══ Source data
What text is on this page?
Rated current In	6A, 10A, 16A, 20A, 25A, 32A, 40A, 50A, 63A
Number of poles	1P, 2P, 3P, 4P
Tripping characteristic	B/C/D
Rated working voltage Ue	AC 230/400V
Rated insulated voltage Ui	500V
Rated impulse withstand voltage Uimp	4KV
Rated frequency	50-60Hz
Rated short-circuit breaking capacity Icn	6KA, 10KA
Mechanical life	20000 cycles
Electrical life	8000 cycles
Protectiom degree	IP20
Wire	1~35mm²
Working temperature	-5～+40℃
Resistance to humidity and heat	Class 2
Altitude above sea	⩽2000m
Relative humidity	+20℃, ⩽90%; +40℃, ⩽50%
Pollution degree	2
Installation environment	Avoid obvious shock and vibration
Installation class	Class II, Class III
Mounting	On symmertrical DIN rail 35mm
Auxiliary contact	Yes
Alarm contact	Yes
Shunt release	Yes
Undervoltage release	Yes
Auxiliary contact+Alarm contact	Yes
════
Which lines include "Auxiliary"? Copy each of them out.

Auxiliary contact	Yes
Auxiliary contact+Alarm contact	Yes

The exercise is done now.